→ EXERCISE
Every entry must be repeated exactly. Exclude all pictures.

→ PROVIDED RECORDS
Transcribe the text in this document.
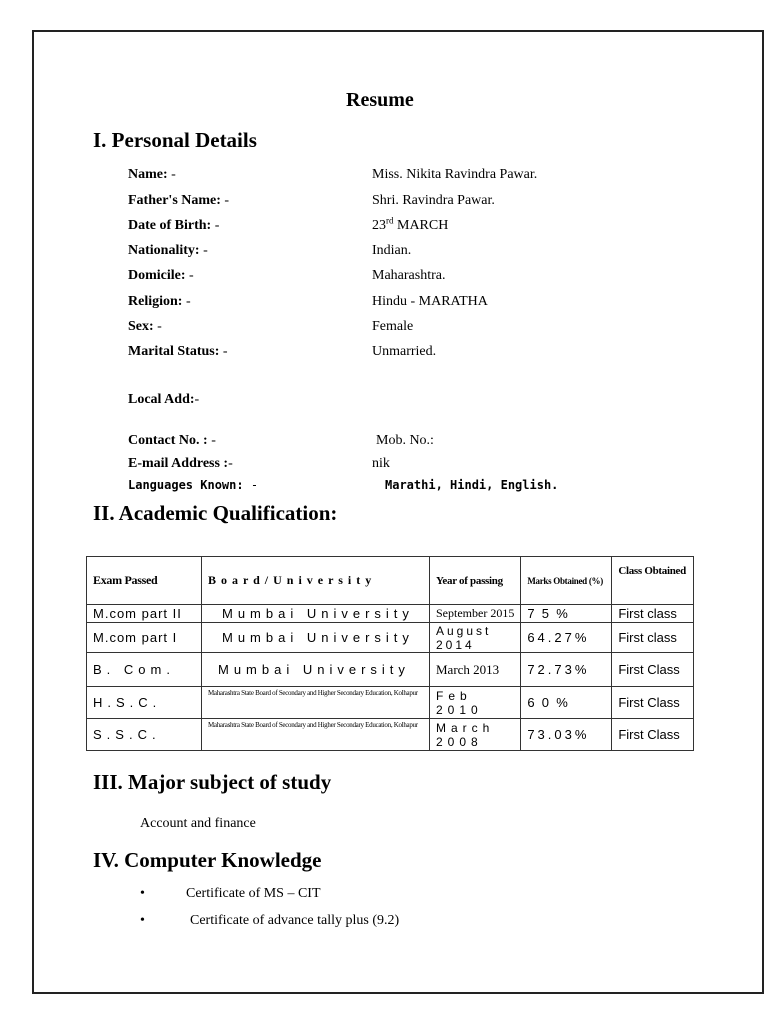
Resume
I. Personal Details
Name: -	Miss. Nikita Ravindra Pawar.
Father's Name: -	Shri. Ravindra Pawar.
Date of Birth: -	23rd MARCH
Nationality: -	Indian.
Domicile: -	Maharashtra.
Religion: -	Hindu - MARATHA
Sex: -	Female
Marital Status: -	Unmarried.
Local Add:-
Contact No. : -	Mob. No.:
E-mail Address :-	nik
Languages Known: -	Marathi, Hindi, English.
II. Academic Qualification:
Exam Passed	B o a r d / U n i v e r s i t y	Year of passing	Marks Obtained (%)	Class Obtained
M.com part II	Mumbai University	September 2015	7  5  %	First class
M.com part I	Mumbai University	August 2014	64.27%	First class
B. Com.	Mumbai University	March 2013	72.73%	First Class
H.S.C.	Maharashtra State Board of Secondary and Higher Secondary Education, Kolhapur	Feb 2010	6  0  %	First Class
S.S.C.	Maharashtra State Board of Secondary and Higher Secondary Education, Kolhapur	March 2008	73.03%	First Class
III. Major subject of study
Account and finance
IV. Computer Knowledge
•	Certificate of MS – CIT
•	Certificate of advance tally plus (9.2)
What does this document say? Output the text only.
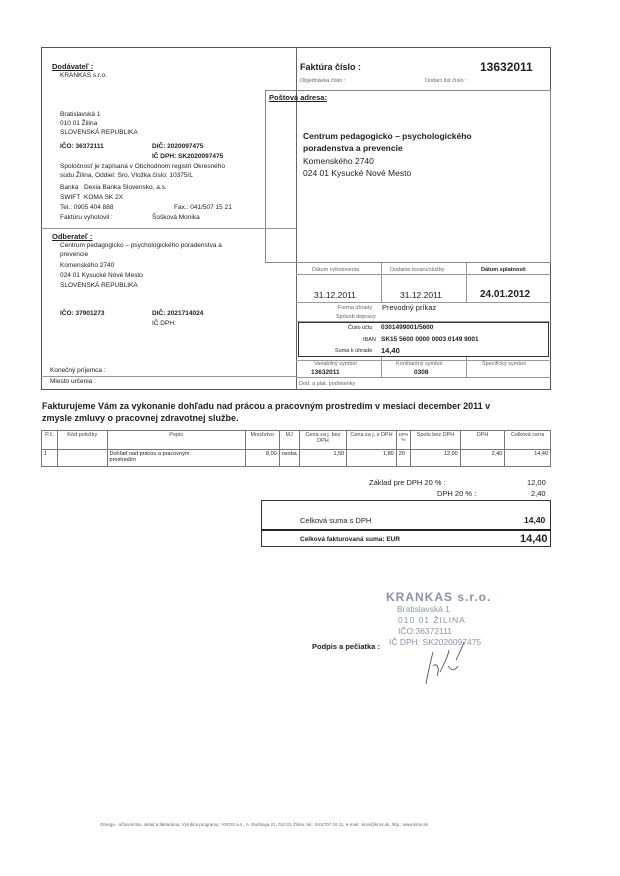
Dodávateľ :
KRANKAS s.r.o.
Bratislavská 1
010 01 Žilina
SLOVENSKÁ REPUBLIKA
IČO: 36372111	DIČ: 2020097475
IČ DPH: SK2020097475
Spoločnosť je zapísaná v Obchodnom registri Okresného
súdu Žilina, Oddiel: Sro, Vložka číslo: 10375/L
Banka Dexia Banka Slovensko, a.s.
SWIFT KOMA SK 2X
Tel.: 0905 404 888	Fax.: 041/507 15 21
Faktúru vyhotovil :	Šošková Monika
Faktúra číslo :	13632011
Objednávka číslo :	Dodací list číslo :
Poštová adresa:
Centrum pedagogicko – psychologického
poradenstva a prevencie
Komenského 2740
024 01 Kysucké Nové Mesto
Odberateľ :
Centrum pedagogicko – psychologického poradenstva a
prevencie
Komenského 2740
024 01 Kysucké Nové Mesto
SLOVENSKÁ REPUBLIKA
IČO: 37901273	DIČ: 2021714024
IČ DPH:
Konečný príjemca :
Miesto určenia :
Dátum vyhotovenia	Dodanie tovaru/služby	Dátum splatnosti
31.12.2011	31.12.2011	24.01.2012
Forma úhrady Prevodný príkaz
Spôsob dopravy
Číslo účtu 0301499001/5600
IBAN SK15 5600 0000 0003 0149 9001
Suma k úhrade 14,40
Variabilný symbol	Konštantný symbol	Špecifický symbol
13632011	0308
Dod. a plat. podmienky
Fakturujeme Vám za vykonanie dohľadu nad prácou a pracovným prostredím v mesiaci december 2011 v
zmysle zmluvy o pracovnej zdravotnej službe.
P.č.	Kód položky	Popis	Množstvo	MJ	Cena za j. bez DPH	Cena za j. s DPH	DPH %	Spolu bez DPH	DPH	Celková cena
1		Dohľad nad prácou a pracovným
prostredím	8,00	osoba	1,50	1,80	20	12,00	2,40	14,40
Základ pre DPH 20 % :	12,00
DPH 20 % :	2,40
Celková suma s DPH	14,40
Celková fakturovaná suma: EUR	14,40
KRANKAS s.r.o.
Bratislavská 1
010 01 ŽILINA
IČO:36372111
IČ DPH: SK2020097475
Podpis a pečiatka :
Omega - účtovníctvo, sklad a fakturácia, Výrobca programu : KROS a.s., A. Rudnaya 21, 010 01 Žilina, tel.: 041/707 10 11, e-mail : kros@kros.sk, http : www.kros.sk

→ THE OUTPUT
Transcribe the text in this document.
Resume
I. Personal Details
Name: -	Miss. Nikita Ravindra Pawar.
Father's Name: -	Shri. Ravindra Pawar.
Date of Birth: -	23rd MARCH
Nationality: -	Indian.
Domicile: -	Maharashtra.
Religion: -	Hindu - MARATHA
Sex: -	Female
Marital Status: -	Unmarried.
Local Add:-
Contact No. : -	Mob. No.:
E-mail Address :-	nik
Languages Known: -	Marathi, Hindi, English.
II. Academic Qualification:
Exam Passed	B o a r d / U n i v e r s i t y	Year of passing	Marks Obtained (%)	Class Obtained
M.com part II	Mumbai University	September 2015	7  5  %	First class
M.com part I	Mumbai University	August 2014	64.27%	First class
B. Com.	Mumbai University	March 2013	72.73%	First Class
H.S.C.	Maharashtra State Board of Secondary and Higher Secondary Education, Kolhapur	Feb 2010	6  0  %	First Class
S.S.C.	Maharashtra State Board of Secondary and Higher Secondary Education, Kolhapur	March 2008	73.03%	First Class
III. Major subject of study
Account and finance
IV. Computer Knowledge
•	Certificate of MS – CIT
•	Certificate of advance tally plus (9.2)
What does this document say? Output the text only.
Dodávateľ :
KRANKAS s.r.o.
Bratislavská 1
010 01 Žilina
SLOVENSKÁ REPUBLIKA
IČO: 36372111	DIČ: 2020097475
IČ DPH: SK2020097475
Spoločnosť je zapísaná v Obchodnom registri Okresného
súdu Žilina, Oddiel: Sro, Vložka číslo: 10375/L
Banka Dexia Banka Slovensko, a.s.
SWIFT KOMA SK 2X
Tel.: 0905 404 888	Fax.: 041/507 15 21
Faktúru vyhotovil :	Šošková Monika
Faktúra číslo :	13632011
Objednávka číslo :	Dodací list číslo :
Poštová adresa:
Centrum pedagogicko – psychologického
poradenstva a prevencie
Komenského 2740
024 01 Kysucké Nové Mesto
Odberateľ :
Centrum pedagogicko – psychologického poradenstva a
prevencie
Komenského 2740
024 01 Kysucké Nové Mesto
SLOVENSKÁ REPUBLIKA
IČO: 37901273	DIČ: 2021714024
IČ DPH:
Konečný príjemca :
Miesto určenia :
Dátum vyhotovenia	Dodanie tovaru/služby	Dátum splatnosti
31.12.2011	31.12.2011	24.01.2012
Forma úhrady Prevodný príkaz
Spôsob dopravy
Číslo účtu 0301499001/5600
IBAN SK15 5600 0000 0003 0149 9001
Suma k úhrade 14,40
Variabilný symbol	Konštantný symbol	Špecifický symbol
13632011	0308
Dod. a plat. podmienky
Fakturujeme Vám za vykonanie dohľadu nad prácou a pracovným prostredím v mesiaci december 2011 v
zmysle zmluvy o pracovnej zdravotnej službe.
P.č.	Kód položky	Popis	Množstvo	MJ	Cena za j. bez DPH	Cena za j. s DPH	DPH %	Spolu bez DPH	DPH	Celková cena
1		Dohľad nad prácou a pracovným
prostredím	8,00	osoba	1,50	1,80	20	12,00	2,40	14,40
Základ pre DPH 20 % :	12,00
DPH 20 % :	2,40
Celková suma s DPH	14,40
Celková fakturovaná suma: EUR	14,40
KRANKAS s.r.o.
Bratislavská 1
010 01 ŽILINA
IČO:36372111
IČ DPH: SK2020097475
Podpis a pečiatka :
Omega - účtovníctvo, sklad a fakturácia, Výrobca programu : KROS a.s., A. Rudnaya 21, 010 01 Žilina, tel.: 041/707 10 11, e-mail : kros@kros.sk, http : www.kros.sk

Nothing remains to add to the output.